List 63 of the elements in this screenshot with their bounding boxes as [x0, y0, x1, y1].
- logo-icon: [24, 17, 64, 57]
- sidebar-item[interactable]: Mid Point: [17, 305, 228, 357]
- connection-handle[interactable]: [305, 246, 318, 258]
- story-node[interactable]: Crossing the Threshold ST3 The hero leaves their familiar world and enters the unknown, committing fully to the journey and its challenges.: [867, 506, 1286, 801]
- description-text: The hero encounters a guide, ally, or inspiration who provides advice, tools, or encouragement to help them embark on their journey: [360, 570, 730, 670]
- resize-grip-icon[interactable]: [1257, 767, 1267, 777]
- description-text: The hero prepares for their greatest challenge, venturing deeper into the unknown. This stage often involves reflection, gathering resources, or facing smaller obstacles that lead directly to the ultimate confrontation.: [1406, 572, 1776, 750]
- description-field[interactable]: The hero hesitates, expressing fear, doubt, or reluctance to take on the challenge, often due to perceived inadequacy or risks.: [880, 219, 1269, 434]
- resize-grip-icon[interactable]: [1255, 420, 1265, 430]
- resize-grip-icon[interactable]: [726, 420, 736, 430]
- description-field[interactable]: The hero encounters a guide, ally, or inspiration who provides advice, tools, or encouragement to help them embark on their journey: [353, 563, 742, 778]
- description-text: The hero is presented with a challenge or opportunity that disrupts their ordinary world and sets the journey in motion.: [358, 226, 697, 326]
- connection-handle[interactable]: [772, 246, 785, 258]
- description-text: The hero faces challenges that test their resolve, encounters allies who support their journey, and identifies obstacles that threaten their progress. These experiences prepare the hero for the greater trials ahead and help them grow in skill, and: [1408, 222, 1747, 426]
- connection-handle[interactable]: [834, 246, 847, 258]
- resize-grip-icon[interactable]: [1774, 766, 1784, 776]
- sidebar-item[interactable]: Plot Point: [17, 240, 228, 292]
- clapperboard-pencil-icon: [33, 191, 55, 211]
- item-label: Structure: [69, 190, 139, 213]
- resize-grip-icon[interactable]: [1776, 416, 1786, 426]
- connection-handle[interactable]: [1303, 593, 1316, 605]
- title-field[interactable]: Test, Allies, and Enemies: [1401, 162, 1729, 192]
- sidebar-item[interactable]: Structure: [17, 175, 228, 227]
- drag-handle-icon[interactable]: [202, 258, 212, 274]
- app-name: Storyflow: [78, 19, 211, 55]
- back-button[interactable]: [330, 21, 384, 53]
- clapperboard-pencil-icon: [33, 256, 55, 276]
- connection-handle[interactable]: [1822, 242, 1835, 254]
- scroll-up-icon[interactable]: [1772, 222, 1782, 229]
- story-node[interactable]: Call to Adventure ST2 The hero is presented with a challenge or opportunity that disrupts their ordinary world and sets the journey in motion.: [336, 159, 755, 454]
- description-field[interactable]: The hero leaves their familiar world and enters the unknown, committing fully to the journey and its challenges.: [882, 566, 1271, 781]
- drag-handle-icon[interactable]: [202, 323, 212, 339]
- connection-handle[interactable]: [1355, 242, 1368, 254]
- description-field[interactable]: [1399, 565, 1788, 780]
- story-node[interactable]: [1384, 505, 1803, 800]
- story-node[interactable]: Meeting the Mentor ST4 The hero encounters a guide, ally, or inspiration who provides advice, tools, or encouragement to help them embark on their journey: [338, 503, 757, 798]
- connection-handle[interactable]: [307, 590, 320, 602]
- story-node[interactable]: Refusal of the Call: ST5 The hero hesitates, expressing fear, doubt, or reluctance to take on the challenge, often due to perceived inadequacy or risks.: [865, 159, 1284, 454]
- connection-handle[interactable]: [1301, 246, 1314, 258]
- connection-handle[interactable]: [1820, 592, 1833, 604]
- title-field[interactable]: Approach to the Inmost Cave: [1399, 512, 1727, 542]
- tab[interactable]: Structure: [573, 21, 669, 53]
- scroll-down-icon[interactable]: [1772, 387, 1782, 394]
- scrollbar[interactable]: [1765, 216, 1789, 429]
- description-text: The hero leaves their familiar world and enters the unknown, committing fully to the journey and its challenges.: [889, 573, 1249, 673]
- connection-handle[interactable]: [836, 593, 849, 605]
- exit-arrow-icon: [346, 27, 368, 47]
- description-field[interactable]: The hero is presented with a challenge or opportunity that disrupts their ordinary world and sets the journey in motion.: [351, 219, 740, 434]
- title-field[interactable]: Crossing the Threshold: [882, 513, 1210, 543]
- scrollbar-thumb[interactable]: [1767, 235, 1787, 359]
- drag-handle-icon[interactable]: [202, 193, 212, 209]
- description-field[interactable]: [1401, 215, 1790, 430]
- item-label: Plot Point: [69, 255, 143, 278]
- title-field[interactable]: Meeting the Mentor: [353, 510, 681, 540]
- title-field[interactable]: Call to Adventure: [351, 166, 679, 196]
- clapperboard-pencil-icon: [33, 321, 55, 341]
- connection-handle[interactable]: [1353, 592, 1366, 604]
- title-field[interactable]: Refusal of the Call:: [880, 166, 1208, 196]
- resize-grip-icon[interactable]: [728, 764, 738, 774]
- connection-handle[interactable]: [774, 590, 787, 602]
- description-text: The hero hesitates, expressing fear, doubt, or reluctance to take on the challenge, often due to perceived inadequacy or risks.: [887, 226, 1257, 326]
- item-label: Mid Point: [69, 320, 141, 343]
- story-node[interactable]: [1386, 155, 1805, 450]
□ □ □ □
Reproduce all of the lines above with "hero" replaced by "protagonist" wherever it occurs, changing nothing else.

List 63 of the elements in this screenshot with their bounding boxes as [x0, y0, x1, y1].
- logo-icon: [24, 17, 64, 57]
- sidebar-item[interactable]: Mid Point: [17, 305, 228, 357]
- connection-handle[interactable]: [305, 246, 318, 258]
- story-node[interactable]: Crossing the Threshold ST3 The protagonist leaves their familiar world and enters the unknown, committing fully to the journey and its challenges.: [867, 506, 1286, 801]
- description-text: The protagonist encounters a guide, ally, or inspiration who provides advice, tools, or encouragement to help them embark on their journey: [360, 570, 730, 670]
- resize-grip-icon[interactable]: [1257, 767, 1267, 777]
- description-text: The protagonist prepares for their greatest challenge, venturing deeper into the unknown. This stage often involves reflection, gathering resources, or facing smaller obstacles that lead directly to the ultimate confrontation.: [1406, 572, 1776, 750]
- description-field[interactable]: The protagonist hesitates, expressing fear, doubt, or reluctance to take on the challenge, often due to perceived inadequacy or risks.: [880, 219, 1269, 434]
- resize-grip-icon[interactable]: [1255, 420, 1265, 430]
- resize-grip-icon[interactable]: [726, 420, 736, 430]
- description-field[interactable]: The protagonist encounters a guide, ally, or inspiration who provides advice, tools, or encouragement to help them embark on their journey: [353, 563, 742, 778]
- description-text: The protagonist is presented with a challenge or opportunity that disrupts their ordinary world and sets the journey in motion.: [358, 226, 697, 326]
- connection-handle[interactable]: [772, 246, 785, 258]
- description-text: The protagonist faces challenges that test their resolve, encounters allies who support their journey, and identifies obstacles that threaten their progress. These experiences prepare the protagonist for the greater trials ahead and help them grow in skill, and: [1408, 222, 1747, 426]
- connection-handle[interactable]: [834, 246, 847, 258]
- resize-grip-icon[interactable]: [1774, 766, 1784, 776]
- sidebar-item[interactable]: Plot Point: [17, 240, 228, 292]
- clapperboard-pencil-icon: [33, 191, 55, 211]
- item-label: Structure: [69, 190, 139, 213]
- resize-grip-icon[interactable]: [1776, 416, 1786, 426]
- connection-handle[interactable]: [1303, 593, 1316, 605]
- title-field[interactable]: Test, Allies, and Enemies: [1401, 162, 1729, 192]
- sidebar-item[interactable]: Structure: [17, 175, 228, 227]
- drag-handle-icon[interactable]: [202, 258, 212, 274]
- app-name: Storyflow: [78, 19, 211, 55]
- back-button[interactable]: [330, 21, 384, 53]
- clapperboard-pencil-icon: [33, 256, 55, 276]
- connection-handle[interactable]: [1822, 242, 1835, 254]
- scroll-up-icon[interactable]: [1772, 222, 1782, 229]
- story-node[interactable]: Call to Adventure ST2 The protagonist is presented with a challenge or opportunity that disrupts their ordinary world and sets the journey in motion.: [336, 159, 755, 454]
- description-field[interactable]: The protagonist leaves their familiar world and enters the unknown, committing fully to the journey and its challenges.: [882, 566, 1271, 781]
- drag-handle-icon[interactable]: [202, 323, 212, 339]
- connection-handle[interactable]: [1355, 242, 1368, 254]
- description-field[interactable]: [1399, 565, 1788, 780]
- story-node[interactable]: [1384, 505, 1803, 800]
- story-node[interactable]: Meeting the Mentor ST4 The protagonist encounters a guide, ally, or inspiration who provides advice, tools, or encouragement to help them embark on their journey: [338, 503, 757, 798]
- connection-handle[interactable]: [307, 590, 320, 602]
- story-node[interactable]: Refusal of the Call: ST5 The protagonist hesitates, expressing fear, doubt, or reluctance to take on the challenge, often due to perceived inadequacy or risks.: [865, 159, 1284, 454]
- connection-handle[interactable]: [1301, 246, 1314, 258]
- connection-handle[interactable]: [1820, 592, 1833, 604]
- title-field[interactable]: Approach to the Inmost Cave: [1399, 512, 1727, 542]
- tab[interactable]: Structure: [573, 21, 669, 53]
- scroll-down-icon[interactable]: [1772, 387, 1782, 394]
- scrollbar[interactable]: [1765, 216, 1789, 429]
- description-text: The protagonist leaves their familiar world and enters the unknown, committing fully to the journey and its challenges.: [889, 573, 1249, 673]
- connection-handle[interactable]: [836, 593, 849, 605]
- exit-arrow-icon: [346, 27, 368, 47]
- description-field[interactable]: The protagonist is presented with a challenge or opportunity that disrupts their ordinary world and sets the journey in motion.: [351, 219, 740, 434]
- title-field[interactable]: Crossing the Threshold: [882, 513, 1210, 543]
- scrollbar-thumb[interactable]: [1767, 235, 1787, 359]
- drag-handle-icon[interactable]: [202, 193, 212, 209]
- description-field[interactable]: [1401, 215, 1790, 430]
- item-label: Plot Point: [69, 255, 143, 278]
- title-field[interactable]: Meeting the Mentor: [353, 510, 681, 540]
- title-field[interactable]: Call to Adventure: [351, 166, 679, 196]
- clapperboard-pencil-icon: [33, 321, 55, 341]
- connection-handle[interactable]: [1353, 592, 1366, 604]
- title-field[interactable]: Refusal of the Call:: [880, 166, 1208, 196]
- resize-grip-icon[interactable]: [728, 764, 738, 774]
- connection-handle[interactable]: [774, 590, 787, 602]
- description-text: The protagonist hesitates, expressing fear, doubt, or reluctance to take on the challenge, often due to perceived inadequacy or risks.: [887, 226, 1257, 326]
- item-label: Mid Point: [69, 320, 141, 343]
- story-node[interactable]: [1386, 155, 1805, 450]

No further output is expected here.